_THE EXERCISE_
Write out the whole listing, matching it exactly.

_SUPPLIED RECORDS_

*-*-*

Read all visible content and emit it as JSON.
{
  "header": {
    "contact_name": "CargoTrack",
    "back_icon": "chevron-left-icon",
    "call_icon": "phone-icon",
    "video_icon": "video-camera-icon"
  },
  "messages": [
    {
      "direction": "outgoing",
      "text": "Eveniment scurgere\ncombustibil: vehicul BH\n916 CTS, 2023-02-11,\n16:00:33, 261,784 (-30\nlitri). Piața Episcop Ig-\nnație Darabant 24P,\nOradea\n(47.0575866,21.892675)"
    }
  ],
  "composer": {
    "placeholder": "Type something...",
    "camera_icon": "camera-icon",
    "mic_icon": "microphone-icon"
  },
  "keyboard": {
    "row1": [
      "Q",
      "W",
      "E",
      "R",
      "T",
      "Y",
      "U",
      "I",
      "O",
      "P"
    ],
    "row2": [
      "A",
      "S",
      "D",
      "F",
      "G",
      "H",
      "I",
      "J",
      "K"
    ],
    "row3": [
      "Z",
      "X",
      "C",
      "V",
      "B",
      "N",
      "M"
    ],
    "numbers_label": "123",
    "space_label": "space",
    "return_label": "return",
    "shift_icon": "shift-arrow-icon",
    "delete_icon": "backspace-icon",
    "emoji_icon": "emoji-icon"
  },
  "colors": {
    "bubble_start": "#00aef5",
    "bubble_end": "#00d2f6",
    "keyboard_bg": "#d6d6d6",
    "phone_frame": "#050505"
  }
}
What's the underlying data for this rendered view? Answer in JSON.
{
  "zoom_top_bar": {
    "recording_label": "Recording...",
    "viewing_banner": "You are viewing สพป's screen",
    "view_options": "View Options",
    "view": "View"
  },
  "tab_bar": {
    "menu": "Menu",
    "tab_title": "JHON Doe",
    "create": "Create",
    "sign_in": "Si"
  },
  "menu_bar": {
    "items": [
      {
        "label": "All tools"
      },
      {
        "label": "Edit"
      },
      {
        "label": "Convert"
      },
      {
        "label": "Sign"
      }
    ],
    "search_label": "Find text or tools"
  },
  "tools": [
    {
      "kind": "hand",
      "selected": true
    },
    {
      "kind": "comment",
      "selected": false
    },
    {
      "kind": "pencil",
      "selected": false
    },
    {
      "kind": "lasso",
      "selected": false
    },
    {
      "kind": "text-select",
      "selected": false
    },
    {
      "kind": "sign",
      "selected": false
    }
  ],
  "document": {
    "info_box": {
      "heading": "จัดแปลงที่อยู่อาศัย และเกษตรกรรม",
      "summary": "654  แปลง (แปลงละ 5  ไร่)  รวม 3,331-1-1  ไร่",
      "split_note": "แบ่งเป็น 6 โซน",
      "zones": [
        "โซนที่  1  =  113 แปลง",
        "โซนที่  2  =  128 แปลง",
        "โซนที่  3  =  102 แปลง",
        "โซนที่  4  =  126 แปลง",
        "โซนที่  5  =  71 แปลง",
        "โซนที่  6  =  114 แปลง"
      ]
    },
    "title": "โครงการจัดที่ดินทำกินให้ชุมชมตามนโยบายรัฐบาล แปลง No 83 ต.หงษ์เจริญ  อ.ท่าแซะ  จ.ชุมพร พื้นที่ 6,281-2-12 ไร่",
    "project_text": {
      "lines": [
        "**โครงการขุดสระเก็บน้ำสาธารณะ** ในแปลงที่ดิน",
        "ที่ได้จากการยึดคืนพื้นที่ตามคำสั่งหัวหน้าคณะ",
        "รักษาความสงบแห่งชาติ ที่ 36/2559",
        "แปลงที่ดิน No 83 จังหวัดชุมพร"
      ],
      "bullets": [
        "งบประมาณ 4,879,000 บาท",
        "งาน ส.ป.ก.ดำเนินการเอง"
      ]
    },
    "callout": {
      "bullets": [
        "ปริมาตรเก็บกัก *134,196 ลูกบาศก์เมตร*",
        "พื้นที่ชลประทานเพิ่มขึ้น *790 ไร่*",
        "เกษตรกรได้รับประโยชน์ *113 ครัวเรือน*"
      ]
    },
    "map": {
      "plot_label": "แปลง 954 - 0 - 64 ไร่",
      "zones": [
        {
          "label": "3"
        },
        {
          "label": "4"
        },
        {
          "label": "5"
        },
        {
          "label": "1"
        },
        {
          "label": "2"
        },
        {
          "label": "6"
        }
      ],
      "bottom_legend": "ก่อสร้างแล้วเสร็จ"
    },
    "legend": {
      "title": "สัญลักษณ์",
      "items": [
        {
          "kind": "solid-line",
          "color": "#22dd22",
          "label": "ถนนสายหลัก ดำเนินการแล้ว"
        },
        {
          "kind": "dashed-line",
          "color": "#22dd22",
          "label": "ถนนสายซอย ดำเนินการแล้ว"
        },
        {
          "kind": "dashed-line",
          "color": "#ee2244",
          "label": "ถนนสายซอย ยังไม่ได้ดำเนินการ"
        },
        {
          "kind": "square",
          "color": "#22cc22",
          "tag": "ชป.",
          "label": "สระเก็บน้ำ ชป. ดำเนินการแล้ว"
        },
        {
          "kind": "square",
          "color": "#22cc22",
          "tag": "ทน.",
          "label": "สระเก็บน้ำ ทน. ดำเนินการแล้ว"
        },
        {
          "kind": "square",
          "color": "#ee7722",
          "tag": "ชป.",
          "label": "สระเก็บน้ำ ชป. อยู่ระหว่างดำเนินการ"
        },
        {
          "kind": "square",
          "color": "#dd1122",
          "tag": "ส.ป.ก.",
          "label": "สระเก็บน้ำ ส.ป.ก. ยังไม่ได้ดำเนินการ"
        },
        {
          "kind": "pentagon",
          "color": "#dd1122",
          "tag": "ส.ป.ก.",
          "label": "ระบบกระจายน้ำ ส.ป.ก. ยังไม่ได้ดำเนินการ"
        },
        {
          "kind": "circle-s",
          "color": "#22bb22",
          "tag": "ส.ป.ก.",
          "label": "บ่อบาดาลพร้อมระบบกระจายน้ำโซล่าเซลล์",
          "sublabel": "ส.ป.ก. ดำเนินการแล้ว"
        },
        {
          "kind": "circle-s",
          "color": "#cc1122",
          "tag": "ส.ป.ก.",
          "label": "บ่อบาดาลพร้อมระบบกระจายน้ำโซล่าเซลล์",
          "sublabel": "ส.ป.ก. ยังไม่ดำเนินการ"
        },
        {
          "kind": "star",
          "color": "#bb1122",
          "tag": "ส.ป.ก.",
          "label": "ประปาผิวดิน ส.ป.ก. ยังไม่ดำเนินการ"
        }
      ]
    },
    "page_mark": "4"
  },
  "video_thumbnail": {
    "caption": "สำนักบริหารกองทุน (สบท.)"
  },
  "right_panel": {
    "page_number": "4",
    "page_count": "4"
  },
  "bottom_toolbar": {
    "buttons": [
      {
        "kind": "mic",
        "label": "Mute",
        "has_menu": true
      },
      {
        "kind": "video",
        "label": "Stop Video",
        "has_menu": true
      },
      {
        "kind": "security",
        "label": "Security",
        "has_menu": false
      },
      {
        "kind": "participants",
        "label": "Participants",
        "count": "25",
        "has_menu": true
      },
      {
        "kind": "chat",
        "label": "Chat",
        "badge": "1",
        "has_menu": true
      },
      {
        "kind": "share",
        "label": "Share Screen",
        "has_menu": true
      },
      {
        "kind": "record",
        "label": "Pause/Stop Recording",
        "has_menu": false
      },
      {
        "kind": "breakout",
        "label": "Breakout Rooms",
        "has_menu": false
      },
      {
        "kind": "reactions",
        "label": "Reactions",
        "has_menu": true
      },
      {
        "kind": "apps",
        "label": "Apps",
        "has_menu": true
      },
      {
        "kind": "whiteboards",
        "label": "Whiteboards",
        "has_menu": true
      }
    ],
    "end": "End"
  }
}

*-*-*

_SOLUTION_
Read all visible content and emit it as JSON.
{
  "header": {
    "contact_name": "CargoTrack",
    "back_icon": "chevron-left-icon",
    "call_icon": "phone-icon",
    "video_icon": "video-camera-icon"
  },
  "messages": [
    {
      "direction": "outgoing",
      "text": "Eveniment scurgere\ncombustibil: vehicul BH\n916 CTS, 2023-02-11,\n16:00:33, 261,784 (-30\nlitri). Piața Episcop Ig-\nnație Darabant 24P,\nOradea\n(47.0575866,21.892675)"
    }
  ],
  "composer": {
    "placeholder": "Type something...",
    "camera_icon": "camera-icon",
    "mic_icon": "microphone-icon"
  },
  "keyboard": {
    "row1": [
      "Q",
      "W",
      "E",
      "R",
      "T",
      "Y",
      "U",
      "I",
      "O",
      "P"
    ],
    "row2": [
      "A",
      "S",
      "D",
      "F",
      "G",
      "H",
      "I",
      "J",
      "K"
    ],
    "row3": [
      "Z",
      "X",
      "C",
      "V",
      "B",
      "N",
      "M"
    ],
    "numbers_label": "123",
    "space_label": "space",
    "return_label": "return",
    "shift_icon": "shift-arrow-icon",
    "delete_icon": "backspace-icon",
    "emoji_icon": "emoji-icon"
  },
  "colors": {
    "bubble_start": "#00aef5",
    "bubble_end": "#00d2f6",
    "keyboard_bg": "#d6d6d6",
    "phone_frame": "#050505"
  }
}
What's the underlying data for this rendered view? Answer in JSON.
{
  "zoom_top_bar": {
    "recording_label": "Recording...",
    "viewing_banner": "You are viewing สพป's screen",
    "view_options": "View Options",
    "view": "View"
  },
  "tab_bar": {
    "menu": "Menu",
    "tab_title": "JHON Doe",
    "create": "Create",
    "sign_in": "Si"
  },
  "menu_bar": {
    "items": [
      {
        "label": "All tools"
      },
      {
        "label": "Edit"
      },
      {
        "label": "Convert"
      },
      {
        "label": "Sign"
      }
    ],
    "search_label": "Find text or tools"
  },
  "tools": [
    {
      "kind": "hand",
      "selected": true
    },
    {
      "kind": "comment",
      "selected": false
    },
    {
      "kind": "pencil",
      "selected": false
    },
    {
      "kind": "lasso",
      "selected": false
    },
    {
      "kind": "text-select",
      "selected": false
    },
    {
      "kind": "sign",
      "selected": false
    }
  ],
  "document": {
    "info_box": {
      "heading": "จัดแปลงที่อยู่อาศัย และเกษตรกรรม",
      "summary": "654  แปลง (แปลงละ 5  ไร่)  รวม 3,331-1-1  ไร่",
      "split_note": "แบ่งเป็น 6 โซน",
      "zones": [
        "โซนที่  1  =  113 แปลง",
        "โซนที่  2  =  128 แปลง",
        "โซนที่  3  =  102 แปลง",
        "โซนที่  4  =  126 แปลง",
        "โซนที่  5  =  71 แปลง",
        "โซนที่  6  =  114 แปลง"
      ]
    },
    "title": "โครงการจัดที่ดินทำกินให้ชุมชมตามนโยบายรัฐบาล แปลง No 83 ต.หงษ์เจริญ  อ.ท่าแซะ  จ.ชุมพร พื้นที่ 6,281-2-12 ไร่",
    "project_text": {
      "lines": [
        "**โครงการขุดสระเก็บน้ำสาธารณะ** ในแปลงที่ดิน",
        "ที่ได้จากการยึดคืนพื้นที่ตามคำสั่งหัวหน้าคณะ",
        "รักษาความสงบแห่งชาติ ที่ 36/2559",
        "แปลงที่ดิน No 83 จังหวัดชุมพร"
      ],
      "bullets": [
        "งบประมาณ 4,879,000 บาท",
        "งาน ส.ป.ก.ดำเนินการเอง"
      ]
    },
    "callout": {
      "bullets": [
        "ปริมาตรเก็บกัก *134,196 ลูกบาศก์เมตร*",
        "พื้นที่ชลประทานเพิ่มขึ้น *790 ไร่*",
        "เกษตรกรได้รับประโยชน์ *113 ครัวเรือน*"
      ]
    },
    "map": {
      "plot_label": "แปลง 954 - 0 - 64 ไร่",
      "zones": [
        {
          "label": "3"
        },
        {
          "label": "4"
        },
        {
          "label": "5"
        },
        {
          "label": "1"
        },
        {
          "label": "2"
        },
        {
          "label": "6"
        }
      ],
      "bottom_legend": "ก่อสร้างแล้วเสร็จ"
    },
    "legend": {
      "title": "สัญลักษณ์",
      "items": [
        {
          "kind": "solid-line",
          "color": "#22dd22",
          "label": "ถนนสายหลัก ดำเนินการแล้ว"
        },
        {
          "kind": "dashed-line",
          "color": "#22dd22",
          "label": "ถนนสายซอย ดำเนินการแล้ว"
        },
        {
          "kind": "dashed-line",
          "color": "#ee2244",
          "label": "ถนนสายซอย ยังไม่ได้ดำเนินการ"
        },
        {
          "kind": "square",
          "color": "#22cc22",
          "tag": "ชป.",
          "label": "สระเก็บน้ำ ชป. ดำเนินการแล้ว"
        },
        {
          "kind": "square",
          "color": "#22cc22",
          "tag": "ทน.",
          "label": "สระเก็บน้ำ ทน. ดำเนินการแล้ว"
        },
        {
          "kind": "square",
          "color": "#ee7722",
          "tag": "ชป.",
          "label": "สระเก็บน้ำ ชป. อยู่ระหว่างดำเนินการ"
        },
        {
          "kind": "square",
          "color": "#dd1122",
          "tag": "ส.ป.ก.",
          "label": "สระเก็บน้ำ ส.ป.ก. ยังไม่ได้ดำเนินการ"
        },
        {
          "kind": "pentagon",
          "color": "#dd1122",
          "tag": "ส.ป.ก.",
          "label": "ระบบกระจายน้ำ ส.ป.ก. ยังไม่ได้ดำเนินการ"
        },
        {
          "kind": "circle-s",
          "color": "#22bb22",
          "tag": "ส.ป.ก.",
          "label": "บ่อบาดาลพร้อมระบบกระจายน้ำโซล่าเซลล์",
          "sublabel": "ส.ป.ก. ดำเนินการแล้ว"
        },
        {
          "kind": "circle-s",
          "color": "#cc1122",
          "tag": "ส.ป.ก.",
          "label": "บ่อบาดาลพร้อมระบบกระจายน้ำโซล่าเซลล์",
          "sublabel": "ส.ป.ก. ยังไม่ดำเนินการ"
        },
        {
          "kind": "star",
          "color": "#bb1122",
          "tag": "ส.ป.ก.",
          "label": "ประปาผิวดิน ส.ป.ก. ยังไม่ดำเนินการ"
        }
      ]
    },
    "page_mark": "4"
  },
  "video_thumbnail": {
    "caption": "สำนักบริหารกองทุน (สบท.)"
  },
  "right_panel": {
    "page_number": "4",
    "page_count": "4"
  },
  "bottom_toolbar": {
    "buttons": [
      {
        "kind": "mic",
        "label": "Mute",
        "has_menu": true
      },
      {
        "kind": "video",
        "label": "Stop Video",
        "has_menu": true
      },
      {
        "kind": "security",
        "label": "Security",
        "has_menu": false
      },
      {
        "kind": "participants",
        "label": "Participants",
        "count": "25",
        "has_menu": true
      },
      {
        "kind": "chat",
        "label": "Chat",
        "badge": "1",
        "has_menu": true
      },
      {
        "kind": "share",
        "label": "Share Screen",
        "has_menu": true
      },
      {
        "kind": "record",
        "label": "Pause/Stop Recording",
        "has_menu": false
      },
      {
        "kind": "breakout",
        "label": "Breakout Rooms",
        "has_menu": false
      },
      {
        "kind": "reactions",
        "label": "Reactions",
        "has_menu": true
      },
      {
        "kind": "apps",
        "label": "Apps",
        "has_menu": true
      },
      {
        "kind": "whiteboards",
        "label": "Whiteboards",
        "has_menu": true
      }
    ],
    "end": "End"
  }
}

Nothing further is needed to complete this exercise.